List each line of the data that holds the string "JSON".

** Begin Dataset rows **

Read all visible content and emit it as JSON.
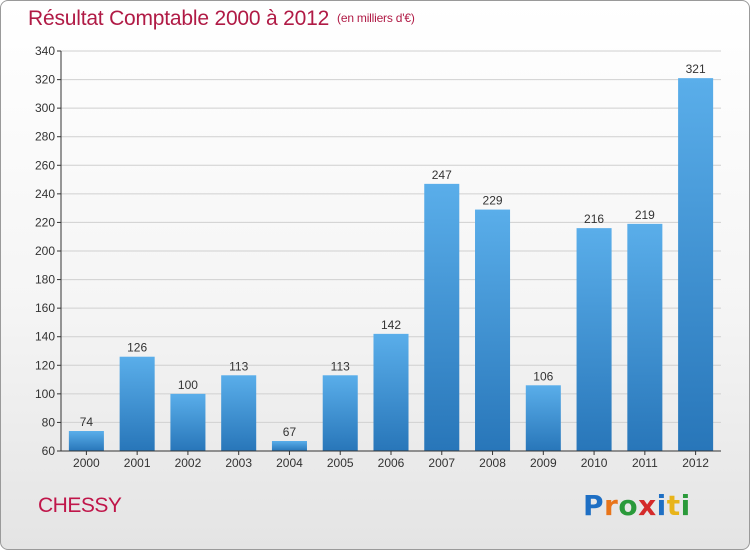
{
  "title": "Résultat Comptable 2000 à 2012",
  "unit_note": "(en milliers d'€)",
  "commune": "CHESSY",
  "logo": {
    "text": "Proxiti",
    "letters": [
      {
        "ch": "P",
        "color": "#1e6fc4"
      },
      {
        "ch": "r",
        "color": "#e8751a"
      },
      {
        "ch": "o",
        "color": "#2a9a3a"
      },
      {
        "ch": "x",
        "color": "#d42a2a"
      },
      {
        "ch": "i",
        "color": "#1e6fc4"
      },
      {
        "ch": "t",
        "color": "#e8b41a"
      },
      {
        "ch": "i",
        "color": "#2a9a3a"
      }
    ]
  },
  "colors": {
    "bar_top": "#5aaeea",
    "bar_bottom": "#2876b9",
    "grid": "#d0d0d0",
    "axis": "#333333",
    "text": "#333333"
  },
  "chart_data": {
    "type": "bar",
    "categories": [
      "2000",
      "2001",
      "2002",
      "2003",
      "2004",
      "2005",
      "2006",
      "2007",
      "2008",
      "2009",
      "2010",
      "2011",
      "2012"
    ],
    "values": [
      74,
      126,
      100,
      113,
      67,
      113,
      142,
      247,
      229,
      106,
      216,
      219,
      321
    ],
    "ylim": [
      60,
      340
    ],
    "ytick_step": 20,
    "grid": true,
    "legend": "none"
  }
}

** End Dataset rows **
** Begin Dataset rows **

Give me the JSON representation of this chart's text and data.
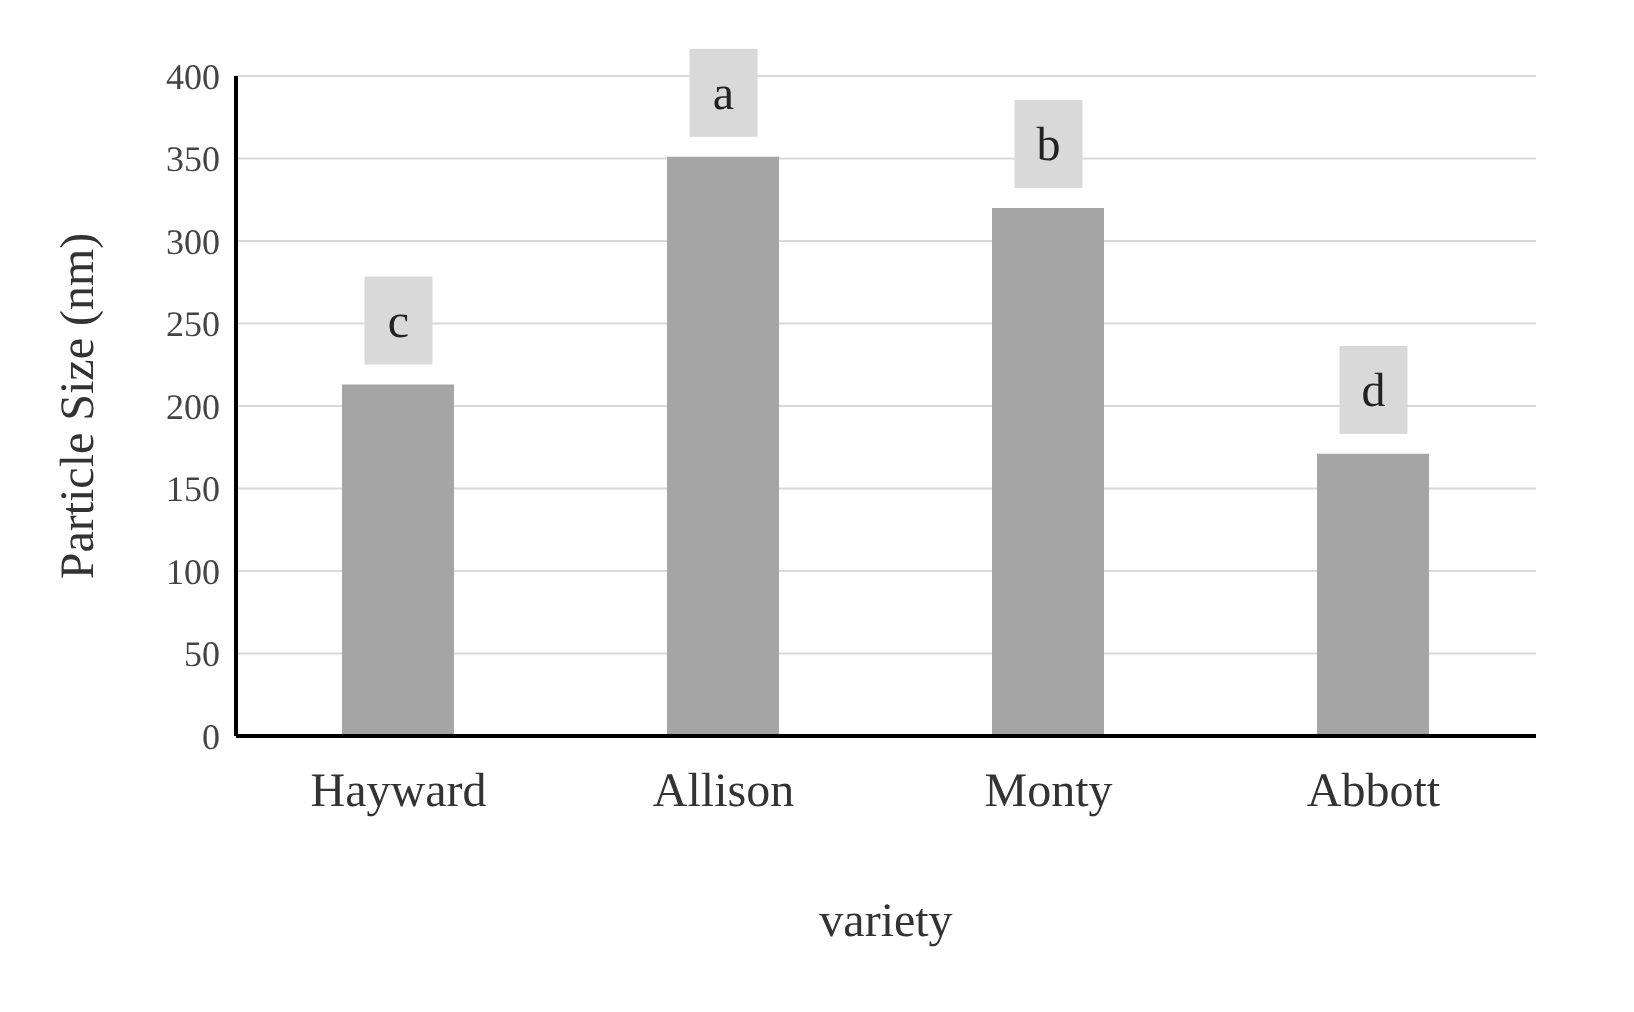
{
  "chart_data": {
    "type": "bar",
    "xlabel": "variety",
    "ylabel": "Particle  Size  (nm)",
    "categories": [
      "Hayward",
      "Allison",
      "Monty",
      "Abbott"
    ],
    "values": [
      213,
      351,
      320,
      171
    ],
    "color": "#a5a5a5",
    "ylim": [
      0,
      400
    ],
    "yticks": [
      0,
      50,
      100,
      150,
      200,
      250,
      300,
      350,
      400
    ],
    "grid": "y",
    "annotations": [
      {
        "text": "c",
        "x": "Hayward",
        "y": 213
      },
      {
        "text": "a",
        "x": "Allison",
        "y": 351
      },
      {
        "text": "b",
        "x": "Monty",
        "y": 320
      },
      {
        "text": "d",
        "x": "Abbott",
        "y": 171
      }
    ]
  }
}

** End Dataset rows **

Exercise result →
Read all visible content and emit it as JSON.
Give me the JSON representation of this chart's text and data.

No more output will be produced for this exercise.